- _Written exercise_
Work out the number of lines containing "icon". Answer with nothing but that number.

+ + + + +

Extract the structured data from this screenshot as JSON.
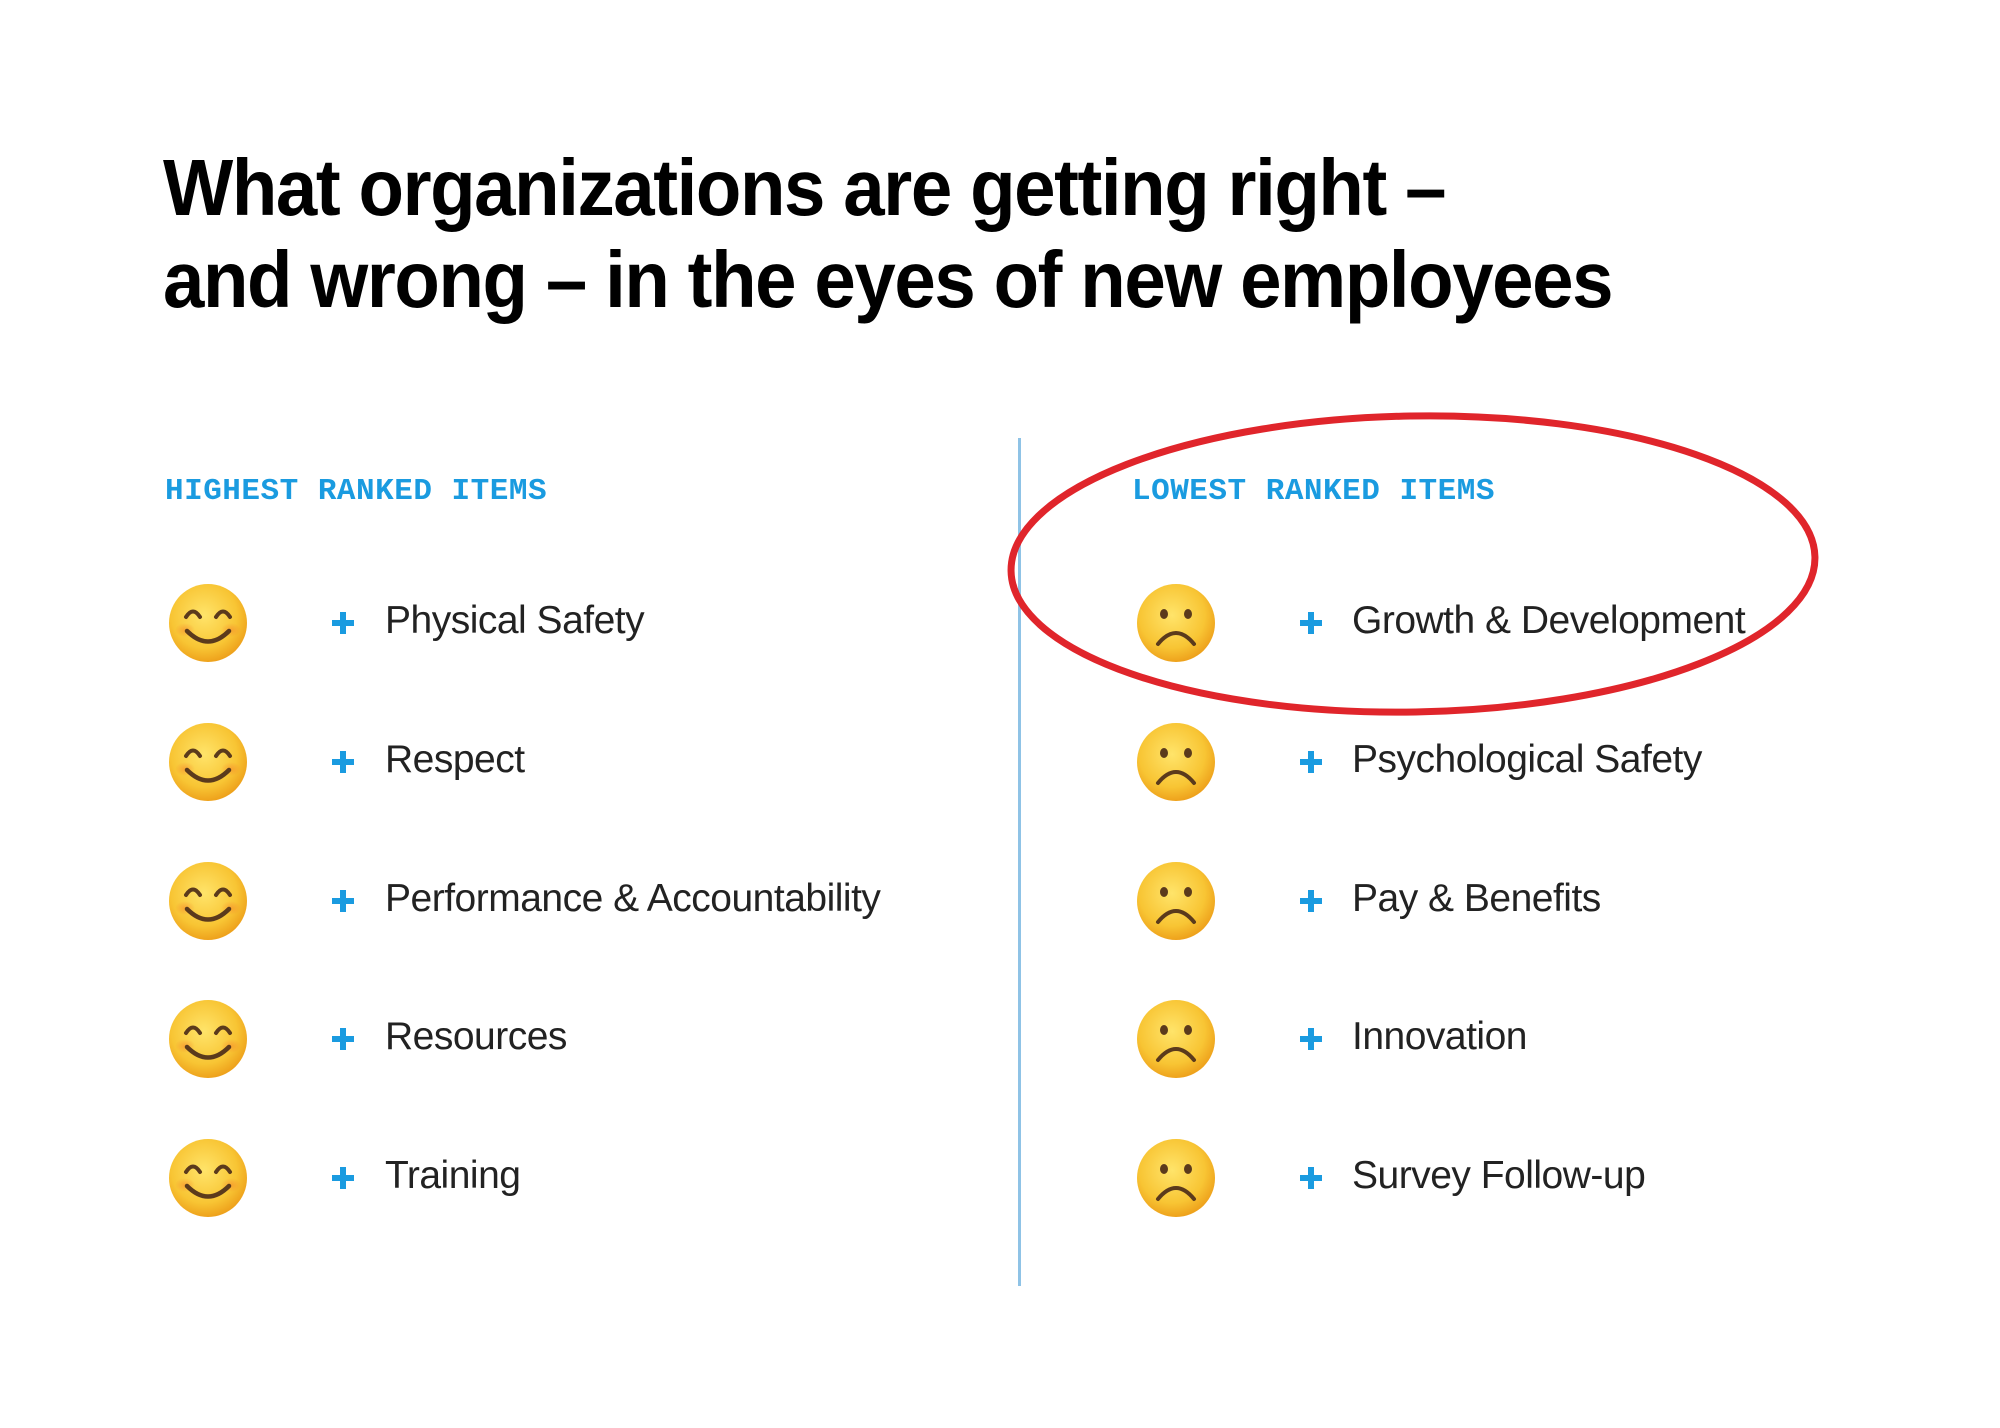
{
  "title": {
    "line1": "What organizations are getting right –",
    "line2": "and wrong – in the eyes of new employees"
  },
  "highest": {
    "header": "HIGHEST RANKED ITEMS",
    "icon": "smiling-face-icon",
    "items": [
      {
        "label": "Physical Safety"
      },
      {
        "label": "Respect"
      },
      {
        "label": "Performance & Accountability"
      },
      {
        "label": "Resources"
      },
      {
        "label": "Training"
      }
    ]
  },
  "lowest": {
    "header": "LOWEST RANKED ITEMS",
    "icon": "frowning-face-icon",
    "items": [
      {
        "label": "Growth & Development"
      },
      {
        "label": "Psychological Safety"
      },
      {
        "label": "Pay & Benefits"
      },
      {
        "label": "Innovation"
      },
      {
        "label": "Survey Follow-up"
      }
    ]
  },
  "annotation": {
    "type": "circle-highlight",
    "target": "Growth & Development",
    "color": "#e0252b"
  },
  "colors": {
    "accent": "#1a9be0",
    "divider": "#8fc3e6",
    "text": "#222222",
    "emoji": "#f7c23a"
  }
}
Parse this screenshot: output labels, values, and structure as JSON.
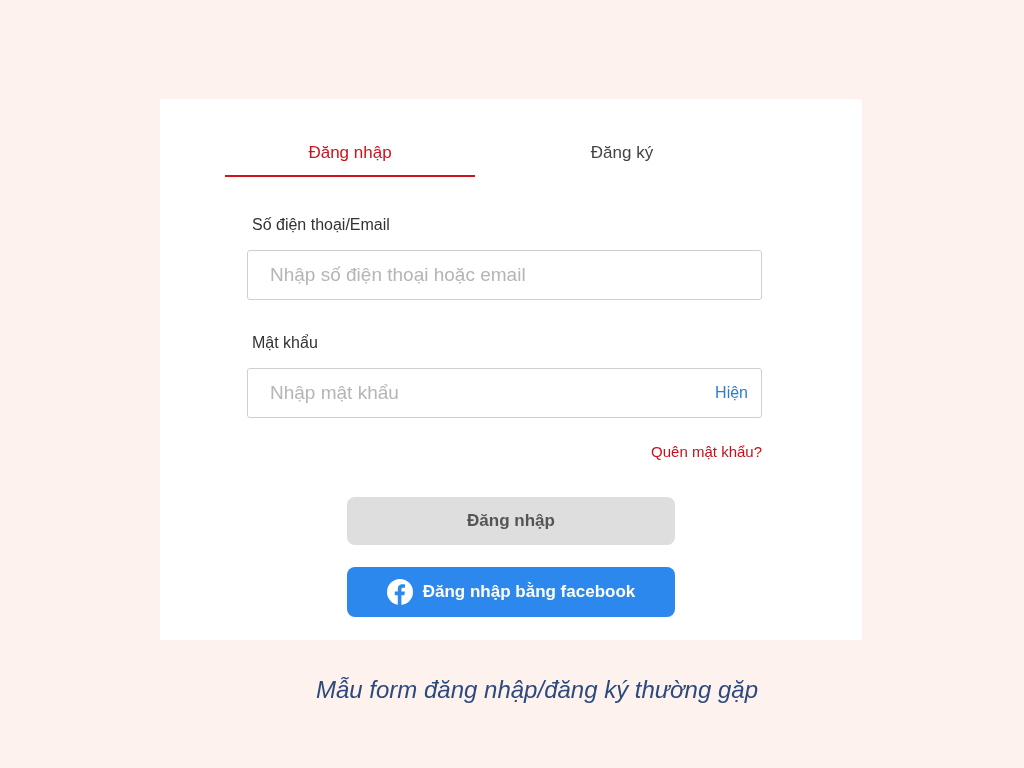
{
  "tabs": [
    {
      "label": "Đăng nhập",
      "selected": true
    },
    {
      "label": "Đăng ký",
      "selected": false
    }
  ],
  "fields": [
    {
      "label": "Số điện thoại/Email",
      "placeholder": "Nhập số điện thoại hoặc email"
    },
    {
      "label": "Mật khẩu",
      "placeholder": "Nhập mật khẩu",
      "toggle": "Hiện"
    }
  ],
  "forgot_link": "Quên mật khẩu?",
  "buttons": [
    {
      "kind": "primary",
      "label": "Đăng nhập"
    },
    {
      "kind": "facebook",
      "label": "Đăng nhập bằng facebook"
    }
  ],
  "caption": "Mẫu form đăng nhập/đăng ký thường gặp"
}
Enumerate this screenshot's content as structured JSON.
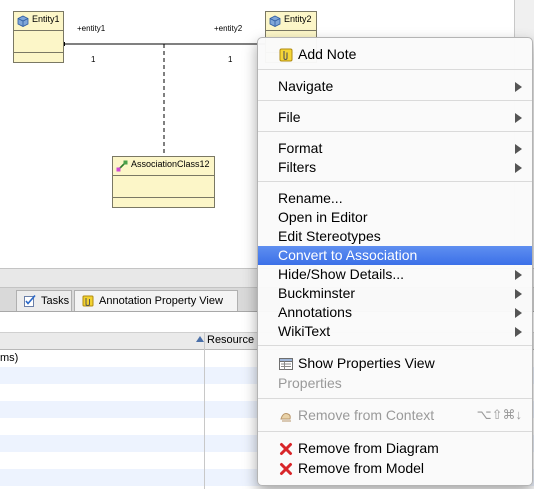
{
  "diagram": {
    "entity1": {
      "name": "Entity1"
    },
    "entity2": {
      "name": "Entity2"
    },
    "association_class": {
      "name": "AssociationClass12"
    },
    "role_left": "+entity1",
    "role_right": "+entity2",
    "mult_left": "1",
    "mult_right": "1"
  },
  "bottom_panel": {
    "tabs": [
      {
        "label": "Tasks",
        "icon": "tasks-icon"
      },
      {
        "label": "Annotation Property View",
        "icon": "annotation-icon"
      }
    ],
    "columns": [
      "Resource"
    ],
    "rows": [
      "ms)"
    ]
  },
  "context_menu": {
    "items": [
      {
        "label": "Add Note",
        "icon": "note-icon"
      },
      {
        "label": "Navigate"
      },
      {
        "label": "File"
      },
      {
        "label": "Format"
      },
      {
        "label": "Filters"
      },
      {
        "label": "Rename..."
      },
      {
        "label": "Open in Editor"
      },
      {
        "label": "Edit Stereotypes"
      },
      {
        "label": "Convert to Association"
      },
      {
        "label": "Hide/Show Details..."
      },
      {
        "label": "Buckminster"
      },
      {
        "label": "Annotations"
      },
      {
        "label": "WikiText"
      },
      {
        "label": "Show Properties View",
        "icon": "properties-icon"
      },
      {
        "label": "Properties"
      },
      {
        "label": "Remove from Context",
        "icon": "remove-context-icon",
        "shortcut": "⌥⇧⌘↓"
      },
      {
        "label": "Remove from Diagram",
        "icon": "red-x-icon"
      },
      {
        "label": "Remove from Model",
        "icon": "red-x-icon"
      }
    ],
    "highlight_color": "#3b70e8"
  }
}
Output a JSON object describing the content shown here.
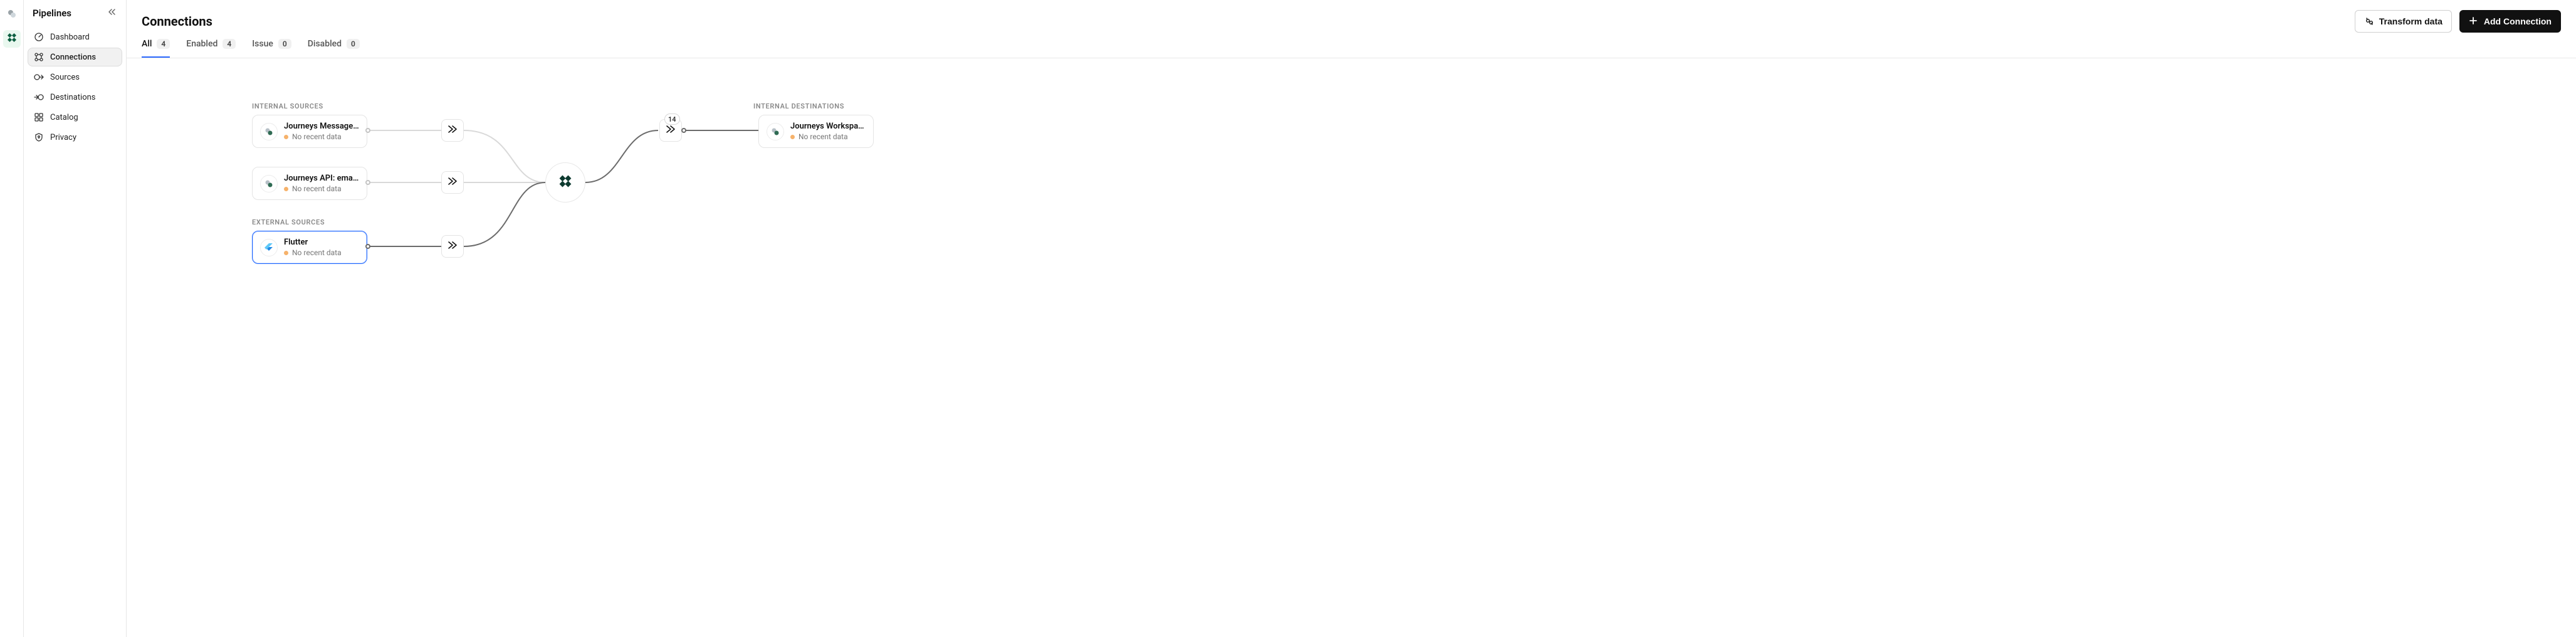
{
  "sidebar": {
    "title": "Pipelines",
    "items": [
      {
        "label": "Dashboard"
      },
      {
        "label": "Connections"
      },
      {
        "label": "Sources"
      },
      {
        "label": "Destinations"
      },
      {
        "label": "Catalog"
      },
      {
        "label": "Privacy"
      }
    ]
  },
  "page": {
    "title": "Connections",
    "transform_btn": "Transform data",
    "add_btn": "Add Connection"
  },
  "tabs": [
    {
      "label": "All",
      "count": "4"
    },
    {
      "label": "Enabled",
      "count": "4"
    },
    {
      "label": "Issue",
      "count": "0"
    },
    {
      "label": "Disabled",
      "count": "0"
    }
  ],
  "sections": {
    "internal_sources": "Internal Sources",
    "external_sources": "External Sources",
    "internal_destinations": "Internal Destinations"
  },
  "nodes": {
    "s1": {
      "title": "Journeys Message …",
      "status": "No recent data"
    },
    "s2": {
      "title": "Journeys API: email …",
      "status": "No recent data"
    },
    "s3": {
      "title": "Flutter",
      "status": "No recent data"
    },
    "d1": {
      "title": "Journeys Workspace",
      "status": "No recent data"
    }
  },
  "badge": {
    "hub_count": "14"
  },
  "colors": {
    "accent": "#2b68ff",
    "wire_light": "#d9d9d9",
    "wire_dark": "#6b6b6b",
    "status_dot": "#f6b26b"
  }
}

+ + + + +

- _Response_
9